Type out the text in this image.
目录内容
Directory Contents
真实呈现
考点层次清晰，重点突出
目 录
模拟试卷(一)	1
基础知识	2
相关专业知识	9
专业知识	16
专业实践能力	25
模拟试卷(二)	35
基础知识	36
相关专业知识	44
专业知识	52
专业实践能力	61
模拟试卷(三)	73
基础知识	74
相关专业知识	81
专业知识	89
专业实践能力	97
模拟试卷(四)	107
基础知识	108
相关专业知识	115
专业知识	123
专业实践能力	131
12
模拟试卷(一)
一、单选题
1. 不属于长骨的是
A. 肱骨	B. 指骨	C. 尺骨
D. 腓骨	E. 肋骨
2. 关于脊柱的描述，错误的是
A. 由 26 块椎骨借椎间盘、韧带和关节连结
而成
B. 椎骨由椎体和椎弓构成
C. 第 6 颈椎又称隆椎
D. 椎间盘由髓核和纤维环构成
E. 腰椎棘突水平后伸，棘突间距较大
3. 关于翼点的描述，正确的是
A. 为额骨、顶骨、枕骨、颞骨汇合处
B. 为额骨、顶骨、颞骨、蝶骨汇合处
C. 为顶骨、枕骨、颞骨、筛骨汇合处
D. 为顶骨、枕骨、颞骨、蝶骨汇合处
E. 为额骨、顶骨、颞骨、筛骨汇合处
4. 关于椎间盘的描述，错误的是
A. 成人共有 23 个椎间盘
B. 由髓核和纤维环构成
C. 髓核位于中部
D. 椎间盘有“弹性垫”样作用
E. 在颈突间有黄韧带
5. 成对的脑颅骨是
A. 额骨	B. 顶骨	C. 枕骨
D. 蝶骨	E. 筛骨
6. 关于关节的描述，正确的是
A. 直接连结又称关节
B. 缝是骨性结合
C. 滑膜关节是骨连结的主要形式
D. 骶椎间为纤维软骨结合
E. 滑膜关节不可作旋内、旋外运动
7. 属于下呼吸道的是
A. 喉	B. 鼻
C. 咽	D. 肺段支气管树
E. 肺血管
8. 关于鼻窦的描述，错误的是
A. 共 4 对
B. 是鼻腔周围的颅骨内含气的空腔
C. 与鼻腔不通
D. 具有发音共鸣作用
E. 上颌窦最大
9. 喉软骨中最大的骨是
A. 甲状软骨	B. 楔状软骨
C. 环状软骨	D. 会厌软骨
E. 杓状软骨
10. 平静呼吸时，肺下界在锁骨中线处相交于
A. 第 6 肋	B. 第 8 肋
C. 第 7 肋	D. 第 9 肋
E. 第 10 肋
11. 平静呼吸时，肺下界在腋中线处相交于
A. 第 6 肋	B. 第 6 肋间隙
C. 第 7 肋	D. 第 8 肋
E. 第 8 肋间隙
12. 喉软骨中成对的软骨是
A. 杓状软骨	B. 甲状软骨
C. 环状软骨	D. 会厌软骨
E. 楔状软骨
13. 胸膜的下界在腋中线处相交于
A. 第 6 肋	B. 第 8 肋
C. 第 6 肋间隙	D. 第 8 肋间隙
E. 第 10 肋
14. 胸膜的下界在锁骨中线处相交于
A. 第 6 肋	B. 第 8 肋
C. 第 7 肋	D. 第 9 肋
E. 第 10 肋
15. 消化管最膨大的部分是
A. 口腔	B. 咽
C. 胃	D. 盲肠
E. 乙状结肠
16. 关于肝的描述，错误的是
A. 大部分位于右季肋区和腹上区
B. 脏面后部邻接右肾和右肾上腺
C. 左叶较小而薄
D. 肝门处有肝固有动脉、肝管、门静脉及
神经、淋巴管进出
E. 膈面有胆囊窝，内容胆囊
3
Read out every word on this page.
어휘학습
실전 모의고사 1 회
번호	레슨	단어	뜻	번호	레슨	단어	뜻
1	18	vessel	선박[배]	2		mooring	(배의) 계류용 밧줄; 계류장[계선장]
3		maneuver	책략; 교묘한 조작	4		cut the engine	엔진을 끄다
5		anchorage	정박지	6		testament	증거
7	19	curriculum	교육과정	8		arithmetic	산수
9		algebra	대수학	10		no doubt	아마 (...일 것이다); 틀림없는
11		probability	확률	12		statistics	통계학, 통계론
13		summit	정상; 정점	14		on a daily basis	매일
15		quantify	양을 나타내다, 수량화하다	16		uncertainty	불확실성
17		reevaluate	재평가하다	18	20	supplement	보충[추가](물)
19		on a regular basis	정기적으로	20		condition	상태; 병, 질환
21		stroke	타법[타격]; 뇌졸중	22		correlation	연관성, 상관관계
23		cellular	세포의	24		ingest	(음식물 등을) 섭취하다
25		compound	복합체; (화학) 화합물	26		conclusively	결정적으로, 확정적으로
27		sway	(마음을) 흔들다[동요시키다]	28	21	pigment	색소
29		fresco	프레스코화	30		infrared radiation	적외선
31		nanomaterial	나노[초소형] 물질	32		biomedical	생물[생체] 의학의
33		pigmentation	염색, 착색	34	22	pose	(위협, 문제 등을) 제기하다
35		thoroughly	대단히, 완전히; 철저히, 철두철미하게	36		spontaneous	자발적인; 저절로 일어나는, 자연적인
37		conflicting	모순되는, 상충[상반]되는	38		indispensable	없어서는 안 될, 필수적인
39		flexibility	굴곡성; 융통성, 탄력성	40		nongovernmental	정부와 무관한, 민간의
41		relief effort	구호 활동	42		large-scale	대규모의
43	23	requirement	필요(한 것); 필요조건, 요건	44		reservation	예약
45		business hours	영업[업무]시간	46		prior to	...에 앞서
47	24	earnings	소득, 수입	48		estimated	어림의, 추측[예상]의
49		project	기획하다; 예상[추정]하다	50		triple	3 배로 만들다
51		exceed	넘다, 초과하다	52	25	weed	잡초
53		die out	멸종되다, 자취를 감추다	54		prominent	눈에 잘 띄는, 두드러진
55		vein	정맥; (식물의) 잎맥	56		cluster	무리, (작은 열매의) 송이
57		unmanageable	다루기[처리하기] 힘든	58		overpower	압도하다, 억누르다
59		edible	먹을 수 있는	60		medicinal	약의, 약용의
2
☆ ☆ ☆ ☆ ☆
**Exercise directions**: Quote exactly the line containing "Read out every word on this page." and every later line through the end of the listing, and no other lines.

**Exercise answer**:
Read out every word on this page.
어휘학습
실전 모의고사 1 회
번호	레슨	단어	뜻	번호	레슨	단어	뜻
1	18	vessel	선박[배]	2		mooring	(배의) 계류용 밧줄; 계류장[계선장]
3		maneuver	책략; 교묘한 조작	4		cut the engine	엔진을 끄다
5		anchorage	정박지	6		testament	증거
7	19	curriculum	교육과정	8		arithmetic	산수
9		algebra	대수학	10		no doubt	아마 (...일 것이다); 틀림없는
11		probability	확률	12		statistics	통계학, 통계론
13		summit	정상; 정점	14		on a daily basis	매일
15		quantify	양을 나타내다, 수량화하다	16		uncertainty	불확실성
17		reevaluate	재평가하다	18	20	supplement	보충[추가](물)
19		on a regular basis	정기적으로	20		condition	상태; 병, 질환
21		stroke	타법[타격]; 뇌졸중	22		correlation	연관성, 상관관계
23		cellular	세포의	24		ingest	(음식물 등을) 섭취하다
25		compound	복합체; (화학) 화합물	26		conclusively	결정적으로, 확정적으로
27		sway	(마음을) 흔들다[동요시키다]	28	21	pigment	색소
29		fresco	프레스코화	30		infrared radiation	적외선
31		nanomaterial	나노[초소형] 물질	32		biomedical	생물[생체] 의학의
33		pigmentation	염색, 착색	34	22	pose	(위협, 문제 등을) 제기하다
35		thoroughly	대단히, 완전히; 철저히, 철두철미하게	36		spontaneous	자발적인; 저절로 일어나는, 자연적인
37		conflicting	모순되는, 상충[상반]되는	38		indispensable	없어서는 안 될, 필수적인
39		flexibility	굴곡성; 융통성, 탄력성	40		nongovernmental	정부와 무관한, 민간의
41		relief effort	구호 활동	42		large-scale	대규모의
43	23	requirement	필요(한 것); 필요조건, 요건	44		reservation	예약
45		business hours	영업[업무]시간	46		prior to	...에 앞서
47	24	earnings	소득, 수입	48		estimated	어림의, 추측[예상]의
49		project	기획하다; 예상[추정]하다	50		triple	3 배로 만들다
51		exceed	넘다, 초과하다	52	25	weed	잡초
53		die out	멸종되다, 자취를 감추다	54		prominent	눈에 잘 띄는, 두드러진
55		vein	정맥; (식물의) 잎맥	56		cluster	무리, (작은 열매의) 송이
57		unmanageable	다루기[처리하기] 힘든	58		overpower	압도하다, 억누르다
59		edible	먹을 수 있는	60		medicinal	약의, 약용의
2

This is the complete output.